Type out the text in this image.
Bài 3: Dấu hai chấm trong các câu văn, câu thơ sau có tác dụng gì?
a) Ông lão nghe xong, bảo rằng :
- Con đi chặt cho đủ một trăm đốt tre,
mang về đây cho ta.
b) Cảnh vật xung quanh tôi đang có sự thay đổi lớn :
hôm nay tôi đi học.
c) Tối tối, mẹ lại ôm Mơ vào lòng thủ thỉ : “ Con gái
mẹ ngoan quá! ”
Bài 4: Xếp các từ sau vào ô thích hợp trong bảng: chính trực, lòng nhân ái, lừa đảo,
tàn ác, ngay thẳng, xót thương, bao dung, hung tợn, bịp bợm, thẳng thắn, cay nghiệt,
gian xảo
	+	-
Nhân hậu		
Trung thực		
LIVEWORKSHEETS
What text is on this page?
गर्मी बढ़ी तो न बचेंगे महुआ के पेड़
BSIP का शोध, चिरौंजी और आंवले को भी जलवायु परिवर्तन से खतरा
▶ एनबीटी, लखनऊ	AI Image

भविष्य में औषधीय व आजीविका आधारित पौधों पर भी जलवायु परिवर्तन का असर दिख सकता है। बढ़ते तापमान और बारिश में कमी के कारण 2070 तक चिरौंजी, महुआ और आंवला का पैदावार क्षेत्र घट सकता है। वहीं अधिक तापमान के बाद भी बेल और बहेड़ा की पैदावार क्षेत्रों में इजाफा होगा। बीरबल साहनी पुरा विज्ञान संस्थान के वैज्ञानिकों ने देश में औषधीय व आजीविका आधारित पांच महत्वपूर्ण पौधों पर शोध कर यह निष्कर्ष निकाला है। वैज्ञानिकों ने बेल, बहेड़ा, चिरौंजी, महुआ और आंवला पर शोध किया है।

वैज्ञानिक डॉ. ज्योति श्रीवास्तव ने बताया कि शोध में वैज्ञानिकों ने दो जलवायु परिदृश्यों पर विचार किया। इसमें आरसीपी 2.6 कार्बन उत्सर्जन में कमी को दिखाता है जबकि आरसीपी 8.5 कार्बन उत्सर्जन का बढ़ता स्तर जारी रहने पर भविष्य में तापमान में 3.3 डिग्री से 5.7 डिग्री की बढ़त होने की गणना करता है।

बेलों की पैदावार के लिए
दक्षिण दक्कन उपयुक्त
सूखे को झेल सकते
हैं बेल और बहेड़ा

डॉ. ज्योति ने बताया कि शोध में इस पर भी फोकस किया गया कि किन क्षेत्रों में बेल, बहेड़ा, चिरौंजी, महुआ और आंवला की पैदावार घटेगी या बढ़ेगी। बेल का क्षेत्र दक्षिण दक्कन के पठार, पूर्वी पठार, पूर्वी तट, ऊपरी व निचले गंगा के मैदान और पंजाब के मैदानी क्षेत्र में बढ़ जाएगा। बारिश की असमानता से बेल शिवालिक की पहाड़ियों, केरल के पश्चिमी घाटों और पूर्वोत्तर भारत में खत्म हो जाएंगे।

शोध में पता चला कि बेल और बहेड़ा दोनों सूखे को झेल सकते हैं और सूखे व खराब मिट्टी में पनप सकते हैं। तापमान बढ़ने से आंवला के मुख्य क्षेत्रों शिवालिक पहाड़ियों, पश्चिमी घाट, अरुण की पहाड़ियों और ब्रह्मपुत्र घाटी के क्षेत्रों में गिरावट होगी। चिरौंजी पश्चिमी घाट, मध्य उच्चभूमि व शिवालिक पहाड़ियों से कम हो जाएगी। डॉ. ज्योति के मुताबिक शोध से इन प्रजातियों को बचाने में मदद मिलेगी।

══════

→ YOUR OBJECTIVE:
Lines from the records above that hold "trong" are the ones to list.

→ WRITTEN SOLUTION:
Bài 3: Dấu hai chấm trong các câu văn, câu thơ sau có tác dụng gì?
Bài 4: Xếp các từ sau vào ô thích hợp trong bảng: chính trực, lòng nhân ái, lừa đảo,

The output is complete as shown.